> _Required task_:
Note each line of the listing that contains the string "만족도를", and copy it.

>> START Exercise input

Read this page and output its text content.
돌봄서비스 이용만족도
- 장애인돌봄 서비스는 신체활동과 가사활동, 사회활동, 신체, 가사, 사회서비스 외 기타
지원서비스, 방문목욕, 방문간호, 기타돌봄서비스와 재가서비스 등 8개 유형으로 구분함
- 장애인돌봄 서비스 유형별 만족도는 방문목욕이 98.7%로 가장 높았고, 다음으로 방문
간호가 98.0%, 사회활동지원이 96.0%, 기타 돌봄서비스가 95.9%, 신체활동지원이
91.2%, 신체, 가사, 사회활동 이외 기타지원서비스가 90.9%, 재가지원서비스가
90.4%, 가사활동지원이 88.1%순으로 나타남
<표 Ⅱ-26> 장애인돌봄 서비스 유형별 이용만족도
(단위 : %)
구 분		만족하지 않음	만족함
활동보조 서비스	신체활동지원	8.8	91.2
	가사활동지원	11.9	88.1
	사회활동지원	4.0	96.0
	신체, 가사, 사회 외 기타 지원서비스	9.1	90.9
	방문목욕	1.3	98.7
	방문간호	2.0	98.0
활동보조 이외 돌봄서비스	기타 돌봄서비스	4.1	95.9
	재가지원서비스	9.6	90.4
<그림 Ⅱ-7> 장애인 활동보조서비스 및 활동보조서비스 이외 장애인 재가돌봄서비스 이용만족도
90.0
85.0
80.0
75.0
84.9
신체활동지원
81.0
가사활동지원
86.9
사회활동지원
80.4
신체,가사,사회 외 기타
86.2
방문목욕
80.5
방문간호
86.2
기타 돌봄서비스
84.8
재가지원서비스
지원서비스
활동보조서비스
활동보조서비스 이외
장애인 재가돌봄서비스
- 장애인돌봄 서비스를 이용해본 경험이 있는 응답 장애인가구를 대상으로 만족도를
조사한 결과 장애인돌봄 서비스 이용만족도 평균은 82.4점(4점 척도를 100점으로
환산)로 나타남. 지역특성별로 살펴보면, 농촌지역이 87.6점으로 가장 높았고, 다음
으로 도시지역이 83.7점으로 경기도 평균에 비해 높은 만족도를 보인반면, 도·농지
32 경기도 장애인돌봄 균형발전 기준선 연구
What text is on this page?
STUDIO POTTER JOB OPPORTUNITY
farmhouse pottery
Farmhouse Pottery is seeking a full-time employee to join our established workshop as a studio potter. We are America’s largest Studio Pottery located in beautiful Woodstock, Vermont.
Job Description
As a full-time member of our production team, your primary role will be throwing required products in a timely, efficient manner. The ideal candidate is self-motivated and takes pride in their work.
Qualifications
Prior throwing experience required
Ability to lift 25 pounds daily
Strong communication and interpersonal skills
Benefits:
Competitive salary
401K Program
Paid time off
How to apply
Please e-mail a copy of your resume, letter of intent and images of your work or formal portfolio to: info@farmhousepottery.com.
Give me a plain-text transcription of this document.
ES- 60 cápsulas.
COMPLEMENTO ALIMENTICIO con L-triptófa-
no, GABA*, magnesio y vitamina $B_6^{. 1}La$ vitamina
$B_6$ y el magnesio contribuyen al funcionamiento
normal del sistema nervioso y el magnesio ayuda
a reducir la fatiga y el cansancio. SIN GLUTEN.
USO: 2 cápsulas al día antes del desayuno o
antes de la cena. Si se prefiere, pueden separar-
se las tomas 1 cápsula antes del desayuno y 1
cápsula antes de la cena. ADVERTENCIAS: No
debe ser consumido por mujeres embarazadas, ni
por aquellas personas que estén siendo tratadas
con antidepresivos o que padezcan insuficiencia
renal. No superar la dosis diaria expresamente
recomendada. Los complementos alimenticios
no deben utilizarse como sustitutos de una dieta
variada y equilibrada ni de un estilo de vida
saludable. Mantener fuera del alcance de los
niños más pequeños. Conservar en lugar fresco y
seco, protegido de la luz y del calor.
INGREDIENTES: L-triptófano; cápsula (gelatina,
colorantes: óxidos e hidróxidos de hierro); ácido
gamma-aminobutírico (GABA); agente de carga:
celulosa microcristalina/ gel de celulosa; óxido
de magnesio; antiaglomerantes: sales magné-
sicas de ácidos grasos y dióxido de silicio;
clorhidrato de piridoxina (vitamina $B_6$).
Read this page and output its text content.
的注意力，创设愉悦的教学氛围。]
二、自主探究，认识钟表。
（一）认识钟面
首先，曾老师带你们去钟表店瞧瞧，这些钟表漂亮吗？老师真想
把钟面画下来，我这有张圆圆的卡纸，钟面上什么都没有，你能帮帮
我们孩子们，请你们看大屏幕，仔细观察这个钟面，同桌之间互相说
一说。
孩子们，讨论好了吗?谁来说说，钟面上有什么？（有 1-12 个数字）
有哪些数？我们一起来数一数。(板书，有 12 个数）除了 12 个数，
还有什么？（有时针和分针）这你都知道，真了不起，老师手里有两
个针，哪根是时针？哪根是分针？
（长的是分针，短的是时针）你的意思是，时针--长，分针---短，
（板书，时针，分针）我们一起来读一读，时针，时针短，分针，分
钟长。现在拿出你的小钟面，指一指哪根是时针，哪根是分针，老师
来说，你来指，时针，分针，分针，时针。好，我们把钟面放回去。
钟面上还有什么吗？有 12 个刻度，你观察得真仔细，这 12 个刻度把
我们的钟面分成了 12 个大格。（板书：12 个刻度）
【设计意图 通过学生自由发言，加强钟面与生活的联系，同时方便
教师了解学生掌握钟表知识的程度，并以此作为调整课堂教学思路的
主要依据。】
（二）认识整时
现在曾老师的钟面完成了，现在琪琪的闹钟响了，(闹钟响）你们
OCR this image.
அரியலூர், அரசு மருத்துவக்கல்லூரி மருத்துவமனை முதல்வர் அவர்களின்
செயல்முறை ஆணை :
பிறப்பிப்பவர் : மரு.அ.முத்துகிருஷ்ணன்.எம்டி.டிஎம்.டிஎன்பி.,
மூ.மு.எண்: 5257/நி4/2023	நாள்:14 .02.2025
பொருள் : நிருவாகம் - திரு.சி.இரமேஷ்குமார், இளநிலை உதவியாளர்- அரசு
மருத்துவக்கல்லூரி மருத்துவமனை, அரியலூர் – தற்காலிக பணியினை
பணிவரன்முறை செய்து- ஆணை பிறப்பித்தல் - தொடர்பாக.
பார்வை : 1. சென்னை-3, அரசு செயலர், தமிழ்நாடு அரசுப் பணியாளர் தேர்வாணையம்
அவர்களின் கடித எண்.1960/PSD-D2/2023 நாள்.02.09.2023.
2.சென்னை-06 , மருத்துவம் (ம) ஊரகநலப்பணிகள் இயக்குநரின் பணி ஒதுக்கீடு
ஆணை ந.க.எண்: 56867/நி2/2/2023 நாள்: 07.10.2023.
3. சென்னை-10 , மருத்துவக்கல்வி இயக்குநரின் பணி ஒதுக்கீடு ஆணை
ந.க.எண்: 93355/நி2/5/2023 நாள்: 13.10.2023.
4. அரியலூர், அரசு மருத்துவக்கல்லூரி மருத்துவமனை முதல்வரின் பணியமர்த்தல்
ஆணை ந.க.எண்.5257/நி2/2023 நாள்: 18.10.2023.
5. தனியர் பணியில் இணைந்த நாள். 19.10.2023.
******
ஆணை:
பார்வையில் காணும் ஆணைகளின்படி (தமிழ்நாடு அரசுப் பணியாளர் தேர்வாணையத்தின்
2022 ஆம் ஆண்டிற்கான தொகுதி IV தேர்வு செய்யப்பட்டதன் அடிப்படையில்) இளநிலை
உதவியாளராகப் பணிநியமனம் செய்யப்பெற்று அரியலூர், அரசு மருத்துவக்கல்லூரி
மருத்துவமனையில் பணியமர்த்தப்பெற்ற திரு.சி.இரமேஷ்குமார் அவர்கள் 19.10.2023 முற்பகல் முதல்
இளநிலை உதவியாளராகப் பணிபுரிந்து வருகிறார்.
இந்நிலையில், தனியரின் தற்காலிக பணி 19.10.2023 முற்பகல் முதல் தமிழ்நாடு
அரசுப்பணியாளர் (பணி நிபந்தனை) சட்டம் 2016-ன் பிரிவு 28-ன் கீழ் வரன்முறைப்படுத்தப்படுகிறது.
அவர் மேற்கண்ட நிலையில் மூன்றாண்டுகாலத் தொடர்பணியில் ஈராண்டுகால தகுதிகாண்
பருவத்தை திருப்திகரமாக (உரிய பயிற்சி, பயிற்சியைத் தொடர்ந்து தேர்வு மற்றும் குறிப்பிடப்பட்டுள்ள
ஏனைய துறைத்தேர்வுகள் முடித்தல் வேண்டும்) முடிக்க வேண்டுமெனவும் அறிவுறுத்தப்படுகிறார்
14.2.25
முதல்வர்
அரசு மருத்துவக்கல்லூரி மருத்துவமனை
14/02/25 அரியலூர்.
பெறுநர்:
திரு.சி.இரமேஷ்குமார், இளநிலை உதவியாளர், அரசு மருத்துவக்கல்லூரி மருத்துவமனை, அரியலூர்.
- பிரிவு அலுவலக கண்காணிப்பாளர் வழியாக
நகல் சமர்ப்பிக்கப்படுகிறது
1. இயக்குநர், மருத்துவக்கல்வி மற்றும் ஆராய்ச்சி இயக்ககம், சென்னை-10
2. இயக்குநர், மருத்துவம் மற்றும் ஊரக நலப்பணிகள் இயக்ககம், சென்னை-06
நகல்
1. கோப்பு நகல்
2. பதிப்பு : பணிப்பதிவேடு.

>> END Exercise input

> _Written answer_:
- 장애인돌봄 서비스를 이용해본 경험이 있는 응답 장애인가구를 대상으로 만족도를
으로 도시지역이 83.7점으로 경기도 평균에 비해 높은 만족도를 보인반면, 도·농지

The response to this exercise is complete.